======== Extracted entries ========

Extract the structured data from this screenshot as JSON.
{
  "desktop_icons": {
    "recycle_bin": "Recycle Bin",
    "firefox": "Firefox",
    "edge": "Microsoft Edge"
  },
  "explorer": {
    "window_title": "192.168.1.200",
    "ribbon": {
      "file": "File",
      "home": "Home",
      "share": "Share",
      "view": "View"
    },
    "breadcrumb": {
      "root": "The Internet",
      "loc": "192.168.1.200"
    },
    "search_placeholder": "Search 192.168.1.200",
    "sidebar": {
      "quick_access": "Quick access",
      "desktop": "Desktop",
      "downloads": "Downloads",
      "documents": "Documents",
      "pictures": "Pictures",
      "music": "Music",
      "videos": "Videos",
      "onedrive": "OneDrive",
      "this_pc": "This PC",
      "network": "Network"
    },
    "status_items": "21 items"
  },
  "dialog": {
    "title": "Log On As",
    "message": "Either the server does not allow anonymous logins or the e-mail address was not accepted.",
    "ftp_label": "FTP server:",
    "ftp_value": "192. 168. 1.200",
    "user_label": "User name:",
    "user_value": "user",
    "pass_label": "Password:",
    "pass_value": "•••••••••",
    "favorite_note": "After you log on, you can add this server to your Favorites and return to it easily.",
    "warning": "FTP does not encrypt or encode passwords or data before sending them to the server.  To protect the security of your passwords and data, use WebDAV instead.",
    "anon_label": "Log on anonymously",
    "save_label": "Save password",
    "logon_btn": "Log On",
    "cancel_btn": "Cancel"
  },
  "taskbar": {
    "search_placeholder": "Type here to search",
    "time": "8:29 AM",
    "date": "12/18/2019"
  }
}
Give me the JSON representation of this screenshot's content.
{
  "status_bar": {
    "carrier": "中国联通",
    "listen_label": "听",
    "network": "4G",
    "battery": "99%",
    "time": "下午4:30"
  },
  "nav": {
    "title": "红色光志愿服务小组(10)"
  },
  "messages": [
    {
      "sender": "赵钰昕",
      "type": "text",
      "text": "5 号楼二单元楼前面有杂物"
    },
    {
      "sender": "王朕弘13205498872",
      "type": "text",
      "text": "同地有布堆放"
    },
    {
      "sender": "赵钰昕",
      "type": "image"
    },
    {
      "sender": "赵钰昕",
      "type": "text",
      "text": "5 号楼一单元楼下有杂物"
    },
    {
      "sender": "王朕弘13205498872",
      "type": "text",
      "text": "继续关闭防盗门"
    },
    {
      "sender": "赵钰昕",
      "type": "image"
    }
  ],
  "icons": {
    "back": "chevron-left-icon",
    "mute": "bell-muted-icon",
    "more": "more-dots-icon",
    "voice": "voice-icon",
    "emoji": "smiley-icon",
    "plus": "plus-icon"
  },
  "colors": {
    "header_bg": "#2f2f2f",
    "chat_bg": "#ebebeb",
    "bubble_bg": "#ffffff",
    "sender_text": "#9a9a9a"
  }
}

========

**Requirement**:
Retype the data exactly as given.

**Solution for this problem**:
Extract the structured data from this screenshot as JSON.
{
  "desktop_icons": {
    "recycle_bin": "Recycle Bin",
    "firefox": "Firefox",
    "edge": "Microsoft Edge"
  },
  "explorer": {
    "window_title": "192.168.1.200",
    "ribbon": {
      "file": "File",
      "home": "Home",
      "share": "Share",
      "view": "View"
    },
    "breadcrumb": {
      "root": "The Internet",
      "loc": "192.168.1.200"
    },
    "search_placeholder": "Search 192.168.1.200",
    "sidebar": {
      "quick_access": "Quick access",
      "desktop": "Desktop",
      "downloads": "Downloads",
      "documents": "Documents",
      "pictures": "Pictures",
      "music": "Music",
      "videos": "Videos",
      "onedrive": "OneDrive",
      "this_pc": "This PC",
      "network": "Network"
    },
    "status_items": "21 items"
  },
  "dialog": {
    "title": "Log On As",
    "message": "Either the server does not allow anonymous logins or the e-mail address was not accepted.",
    "ftp_label": "FTP server:",
    "ftp_value": "192. 168. 1.200",
    "user_label": "User name:",
    "user_value": "user",
    "pass_label": "Password:",
    "pass_value": "•••••••••",
    "favorite_note": "After you log on, you can add this server to your Favorites and return to it easily.",
    "warning": "FTP does not encrypt or encode passwords or data before sending them to the server.  To protect the security of your passwords and data, use WebDAV instead.",
    "anon_label": "Log on anonymously",
    "save_label": "Save password",
    "logon_btn": "Log On",
    "cancel_btn": "Cancel"
  },
  "taskbar": {
    "search_placeholder": "Type here to search",
    "time": "8:29 AM",
    "date": "12/18/2019"
  }
}
Give me the JSON representation of this screenshot's content.
{
  "status_bar": {
    "carrier": "中国联通",
    "listen_label": "听",
    "network": "4G",
    "battery": "99%",
    "time": "下午4:30"
  },
  "nav": {
    "title": "红色光志愿服务小组(10)"
  },
  "messages": [
    {
      "sender": "赵钰昕",
      "type": "text",
      "text": "5 号楼二单元楼前面有杂物"
    },
    {
      "sender": "王朕弘13205498872",
      "type": "text",
      "text": "同地有布堆放"
    },
    {
      "sender": "赵钰昕",
      "type": "image"
    },
    {
      "sender": "赵钰昕",
      "type": "text",
      "text": "5 号楼一单元楼下有杂物"
    },
    {
      "sender": "王朕弘13205498872",
      "type": "text",
      "text": "继续关闭防盗门"
    },
    {
      "sender": "赵钰昕",
      "type": "image"
    }
  ],
  "icons": {
    "back": "chevron-left-icon",
    "mute": "bell-muted-icon",
    "more": "more-dots-icon",
    "voice": "voice-icon",
    "emoji": "smiley-icon",
    "plus": "plus-icon"
  },
  "colors": {
    "header_bg": "#2f2f2f",
    "chat_bg": "#ebebeb",
    "bubble_bg": "#ffffff",
    "sender_text": "#9a9a9a"
  }
}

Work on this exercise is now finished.